Where a line below holds the string "name", copy that line.

### MATERIALS PROVIDED
○ ○ ○ ○

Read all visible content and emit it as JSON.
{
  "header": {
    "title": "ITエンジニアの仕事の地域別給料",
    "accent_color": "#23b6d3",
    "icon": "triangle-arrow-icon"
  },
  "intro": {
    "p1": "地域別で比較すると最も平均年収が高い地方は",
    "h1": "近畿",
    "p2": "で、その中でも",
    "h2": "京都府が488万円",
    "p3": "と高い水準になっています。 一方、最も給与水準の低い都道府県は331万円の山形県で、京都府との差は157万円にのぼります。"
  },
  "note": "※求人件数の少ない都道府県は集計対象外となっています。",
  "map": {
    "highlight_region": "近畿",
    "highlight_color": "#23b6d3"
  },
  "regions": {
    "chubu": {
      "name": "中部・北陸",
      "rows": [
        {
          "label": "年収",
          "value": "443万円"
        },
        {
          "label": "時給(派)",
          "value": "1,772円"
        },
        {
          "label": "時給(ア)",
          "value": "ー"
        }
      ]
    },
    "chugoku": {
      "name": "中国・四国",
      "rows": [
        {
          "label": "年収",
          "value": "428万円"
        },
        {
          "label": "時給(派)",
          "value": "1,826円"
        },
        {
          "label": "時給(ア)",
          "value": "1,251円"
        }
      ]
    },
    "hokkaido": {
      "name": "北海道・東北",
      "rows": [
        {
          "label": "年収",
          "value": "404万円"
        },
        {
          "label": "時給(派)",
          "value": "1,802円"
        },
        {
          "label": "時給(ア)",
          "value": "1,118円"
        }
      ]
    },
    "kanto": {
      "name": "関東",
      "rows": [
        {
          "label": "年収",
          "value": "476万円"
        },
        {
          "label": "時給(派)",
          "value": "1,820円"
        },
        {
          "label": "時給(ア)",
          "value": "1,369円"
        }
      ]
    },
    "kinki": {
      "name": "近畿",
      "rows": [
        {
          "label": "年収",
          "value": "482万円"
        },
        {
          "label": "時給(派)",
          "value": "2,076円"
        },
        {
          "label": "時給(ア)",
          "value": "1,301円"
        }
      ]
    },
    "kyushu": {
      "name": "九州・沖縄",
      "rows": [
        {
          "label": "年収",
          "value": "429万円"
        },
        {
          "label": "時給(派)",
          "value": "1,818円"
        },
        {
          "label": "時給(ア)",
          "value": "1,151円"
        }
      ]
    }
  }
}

○ ○ ○ ○

### EXERCISE RESULT
      "name": "中部・北陸",
      "name": "中国・四国",
      "name": "北海道・東北",
      "name": "関東",
      "name": "近畿",
      "name": "九州・沖縄",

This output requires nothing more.